> _SHORT EXERCISE_
Copy every line of the items below verbatim, keeping the order, spacing and punctuation.

> _DATA_
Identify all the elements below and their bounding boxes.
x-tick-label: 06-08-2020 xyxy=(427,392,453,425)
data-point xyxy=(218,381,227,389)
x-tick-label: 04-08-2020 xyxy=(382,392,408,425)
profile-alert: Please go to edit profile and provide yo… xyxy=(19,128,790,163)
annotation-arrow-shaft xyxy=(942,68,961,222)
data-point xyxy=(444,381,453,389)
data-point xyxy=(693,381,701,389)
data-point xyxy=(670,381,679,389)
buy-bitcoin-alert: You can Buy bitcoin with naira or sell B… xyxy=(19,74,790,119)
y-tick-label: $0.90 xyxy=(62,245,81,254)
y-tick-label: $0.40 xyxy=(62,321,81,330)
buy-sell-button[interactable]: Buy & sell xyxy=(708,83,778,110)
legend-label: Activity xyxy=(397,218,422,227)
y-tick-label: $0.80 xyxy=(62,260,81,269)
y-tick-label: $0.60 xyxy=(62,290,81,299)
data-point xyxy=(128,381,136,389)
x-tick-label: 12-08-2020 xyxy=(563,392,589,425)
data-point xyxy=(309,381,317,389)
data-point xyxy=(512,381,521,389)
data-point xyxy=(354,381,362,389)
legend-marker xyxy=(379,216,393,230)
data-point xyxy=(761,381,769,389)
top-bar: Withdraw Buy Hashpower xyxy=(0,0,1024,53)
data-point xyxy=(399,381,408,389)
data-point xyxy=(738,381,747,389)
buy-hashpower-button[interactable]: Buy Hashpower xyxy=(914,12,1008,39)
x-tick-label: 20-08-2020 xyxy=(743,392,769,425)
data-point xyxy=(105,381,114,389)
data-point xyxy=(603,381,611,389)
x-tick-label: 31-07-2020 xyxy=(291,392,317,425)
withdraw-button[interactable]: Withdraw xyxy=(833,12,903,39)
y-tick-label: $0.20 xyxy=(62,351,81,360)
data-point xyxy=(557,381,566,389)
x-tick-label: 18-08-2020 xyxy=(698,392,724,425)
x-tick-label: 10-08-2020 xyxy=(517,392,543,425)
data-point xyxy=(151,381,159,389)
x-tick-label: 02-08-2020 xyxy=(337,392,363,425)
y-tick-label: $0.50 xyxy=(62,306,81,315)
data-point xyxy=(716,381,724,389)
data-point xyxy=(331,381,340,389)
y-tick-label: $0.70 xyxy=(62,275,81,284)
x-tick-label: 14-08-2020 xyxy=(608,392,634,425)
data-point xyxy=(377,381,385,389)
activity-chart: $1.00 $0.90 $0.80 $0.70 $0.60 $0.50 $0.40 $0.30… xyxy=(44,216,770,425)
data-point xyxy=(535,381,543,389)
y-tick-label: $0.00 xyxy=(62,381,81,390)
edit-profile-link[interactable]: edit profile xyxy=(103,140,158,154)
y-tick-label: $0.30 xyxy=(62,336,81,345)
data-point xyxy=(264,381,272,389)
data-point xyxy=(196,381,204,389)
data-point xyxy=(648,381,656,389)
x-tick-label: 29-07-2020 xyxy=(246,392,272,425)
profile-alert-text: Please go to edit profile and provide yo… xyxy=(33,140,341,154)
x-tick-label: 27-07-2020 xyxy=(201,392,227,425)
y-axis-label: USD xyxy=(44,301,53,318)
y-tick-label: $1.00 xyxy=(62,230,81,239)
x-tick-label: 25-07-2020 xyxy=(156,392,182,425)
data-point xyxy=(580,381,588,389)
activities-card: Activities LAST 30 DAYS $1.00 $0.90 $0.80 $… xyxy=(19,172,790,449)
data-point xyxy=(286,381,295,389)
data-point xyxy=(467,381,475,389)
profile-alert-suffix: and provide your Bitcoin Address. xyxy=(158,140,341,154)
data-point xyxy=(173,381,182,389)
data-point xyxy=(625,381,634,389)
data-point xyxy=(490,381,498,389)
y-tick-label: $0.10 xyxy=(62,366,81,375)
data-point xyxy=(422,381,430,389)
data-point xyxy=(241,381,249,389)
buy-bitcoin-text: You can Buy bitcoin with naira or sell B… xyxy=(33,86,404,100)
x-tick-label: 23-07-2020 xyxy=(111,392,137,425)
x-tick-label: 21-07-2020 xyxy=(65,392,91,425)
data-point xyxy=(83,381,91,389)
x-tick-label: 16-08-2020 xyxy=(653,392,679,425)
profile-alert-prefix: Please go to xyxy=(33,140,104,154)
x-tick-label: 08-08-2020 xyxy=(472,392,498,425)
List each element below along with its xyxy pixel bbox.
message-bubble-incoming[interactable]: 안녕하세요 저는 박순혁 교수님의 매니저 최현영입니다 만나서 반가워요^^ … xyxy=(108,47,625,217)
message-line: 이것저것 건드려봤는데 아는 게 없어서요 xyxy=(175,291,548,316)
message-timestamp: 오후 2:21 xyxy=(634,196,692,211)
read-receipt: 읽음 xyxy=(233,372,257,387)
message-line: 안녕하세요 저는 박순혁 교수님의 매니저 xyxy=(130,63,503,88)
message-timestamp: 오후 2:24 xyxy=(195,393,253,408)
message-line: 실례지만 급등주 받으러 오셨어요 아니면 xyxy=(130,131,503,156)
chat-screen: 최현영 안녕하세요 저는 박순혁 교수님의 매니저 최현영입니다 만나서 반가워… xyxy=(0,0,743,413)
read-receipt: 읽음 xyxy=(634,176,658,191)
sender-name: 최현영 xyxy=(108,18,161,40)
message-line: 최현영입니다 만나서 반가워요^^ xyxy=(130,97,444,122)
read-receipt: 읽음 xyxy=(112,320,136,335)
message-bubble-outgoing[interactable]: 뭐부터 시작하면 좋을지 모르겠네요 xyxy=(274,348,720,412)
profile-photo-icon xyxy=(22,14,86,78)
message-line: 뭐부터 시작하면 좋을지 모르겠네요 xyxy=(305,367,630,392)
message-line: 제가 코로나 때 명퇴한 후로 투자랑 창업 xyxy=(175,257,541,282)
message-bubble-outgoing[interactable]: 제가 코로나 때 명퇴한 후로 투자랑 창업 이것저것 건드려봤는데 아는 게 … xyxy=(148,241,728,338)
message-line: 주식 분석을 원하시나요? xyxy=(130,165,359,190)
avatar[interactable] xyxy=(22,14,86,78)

> _COMPLETE RESPONSE_
Identify all the elements below and their bounding boxes.
x-tick-label: 06-08-2020 xyxy=(427,392,453,425)
data-point xyxy=(218,381,227,389)
x-tick-label: 04-08-2020 xyxy=(382,392,408,425)
profile-alert: Please go to edit profile and provide yo… xyxy=(19,128,790,163)
annotation-arrow-shaft xyxy=(942,68,961,222)
data-point xyxy=(444,381,453,389)
data-point xyxy=(693,381,701,389)
data-point xyxy=(670,381,679,389)
buy-bitcoin-alert: You can Buy bitcoin with naira or sell B… xyxy=(19,74,790,119)
y-tick-label: $0.90 xyxy=(62,245,81,254)
y-tick-label: $0.40 xyxy=(62,321,81,330)
buy-sell-button[interactable]: Buy & sell xyxy=(708,83,778,110)
legend-label: Activity xyxy=(397,218,422,227)
y-tick-label: $0.80 xyxy=(62,260,81,269)
y-tick-label: $0.60 xyxy=(62,290,81,299)
data-point xyxy=(128,381,136,389)
x-tick-label: 12-08-2020 xyxy=(563,392,589,425)
data-point xyxy=(309,381,317,389)
data-point xyxy=(512,381,521,389)
data-point xyxy=(354,381,362,389)
legend-marker xyxy=(379,216,393,230)
data-point xyxy=(761,381,769,389)
top-bar: Withdraw Buy Hashpower xyxy=(0,0,1024,53)
data-point xyxy=(399,381,408,389)
data-point xyxy=(738,381,747,389)
buy-hashpower-button[interactable]: Buy Hashpower xyxy=(914,12,1008,39)
x-tick-label: 20-08-2020 xyxy=(743,392,769,425)
data-point xyxy=(105,381,114,389)
data-point xyxy=(603,381,611,389)
x-tick-label: 31-07-2020 xyxy=(291,392,317,425)
withdraw-button[interactable]: Withdraw xyxy=(833,12,903,39)
y-tick-label: $0.20 xyxy=(62,351,81,360)
data-point xyxy=(557,381,566,389)
x-tick-label: 18-08-2020 xyxy=(698,392,724,425)
x-tick-label: 10-08-2020 xyxy=(517,392,543,425)
data-point xyxy=(151,381,159,389)
x-tick-label: 02-08-2020 xyxy=(337,392,363,425)
y-tick-label: $0.50 xyxy=(62,306,81,315)
data-point xyxy=(716,381,724,389)
data-point xyxy=(331,381,340,389)
y-tick-label: $0.70 xyxy=(62,275,81,284)
x-tick-label: 14-08-2020 xyxy=(608,392,634,425)
data-point xyxy=(377,381,385,389)
activity-chart: $1.00 $0.90 $0.80 $0.70 $0.60 $0.50 $0.40 $0.30… xyxy=(44,216,770,425)
data-point xyxy=(535,381,543,389)
y-tick-label: $0.00 xyxy=(62,381,81,390)
edit-profile-link[interactable]: edit profile xyxy=(103,140,158,154)
y-tick-label: $0.30 xyxy=(62,336,81,345)
data-point xyxy=(264,381,272,389)
data-point xyxy=(196,381,204,389)
data-point xyxy=(648,381,656,389)
x-tick-label: 29-07-2020 xyxy=(246,392,272,425)
profile-alert-text: Please go to edit profile and provide yo… xyxy=(33,140,341,154)
x-tick-label: 27-07-2020 xyxy=(201,392,227,425)
y-axis-label: USD xyxy=(44,301,53,318)
y-tick-label: $1.00 xyxy=(62,230,81,239)
x-tick-label: 25-07-2020 xyxy=(156,392,182,425)
data-point xyxy=(580,381,588,389)
activities-card: Activities LAST 30 DAYS $1.00 $0.90 $0.80 $… xyxy=(19,172,790,449)
data-point xyxy=(286,381,295,389)
data-point xyxy=(467,381,475,389)
profile-alert-suffix: and provide your Bitcoin Address. xyxy=(158,140,341,154)
data-point xyxy=(173,381,182,389)
data-point xyxy=(625,381,634,389)
data-point xyxy=(490,381,498,389)
y-tick-label: $0.10 xyxy=(62,366,81,375)
data-point xyxy=(422,381,430,389)
data-point xyxy=(241,381,249,389)
buy-bitcoin-text: You can Buy bitcoin with naira or sell B… xyxy=(33,86,404,100)
x-tick-label: 23-07-2020 xyxy=(111,392,137,425)
x-tick-label: 21-07-2020 xyxy=(65,392,91,425)
data-point xyxy=(83,381,91,389)
x-tick-label: 16-08-2020 xyxy=(653,392,679,425)
profile-alert-prefix: Please go to xyxy=(33,140,104,154)
x-tick-label: 08-08-2020 xyxy=(472,392,498,425)
List each element below along with its xyxy pixel bbox.
message-bubble-incoming[interactable]: 안녕하세요 저는 박순혁 교수님의 매니저 최현영입니다 만나서 반가워요^^ … xyxy=(108,47,625,217)
message-line: 이것저것 건드려봤는데 아는 게 없어서요 xyxy=(175,291,548,316)
message-timestamp: 오후 2:21 xyxy=(634,196,692,211)
read-receipt: 읽음 xyxy=(233,372,257,387)
message-line: 안녕하세요 저는 박순혁 교수님의 매니저 xyxy=(130,63,503,88)
message-timestamp: 오후 2:24 xyxy=(195,393,253,408)
message-line: 실례지만 급등주 받으러 오셨어요 아니면 xyxy=(130,131,503,156)
chat-screen: 최현영 안녕하세요 저는 박순혁 교수님의 매니저 최현영입니다 만나서 반가워… xyxy=(0,0,743,413)
read-receipt: 읽음 xyxy=(634,176,658,191)
sender-name: 최현영 xyxy=(108,18,161,40)
message-line: 최현영입니다 만나서 반가워요^^ xyxy=(130,97,444,122)
read-receipt: 읽음 xyxy=(112,320,136,335)
message-bubble-outgoing[interactable]: 뭐부터 시작하면 좋을지 모르겠네요 xyxy=(274,348,720,412)
profile-photo-icon xyxy=(22,14,86,78)
message-line: 뭐부터 시작하면 좋을지 모르겠네요 xyxy=(305,367,630,392)
message-line: 제가 코로나 때 명퇴한 후로 투자랑 창업 xyxy=(175,257,541,282)
message-bubble-outgoing[interactable]: 제가 코로나 때 명퇴한 후로 투자랑 창업 이것저것 건드려봤는데 아는 게 … xyxy=(148,241,728,338)
message-line: 주식 분석을 원하시나요? xyxy=(130,165,359,190)
avatar[interactable] xyxy=(22,14,86,78)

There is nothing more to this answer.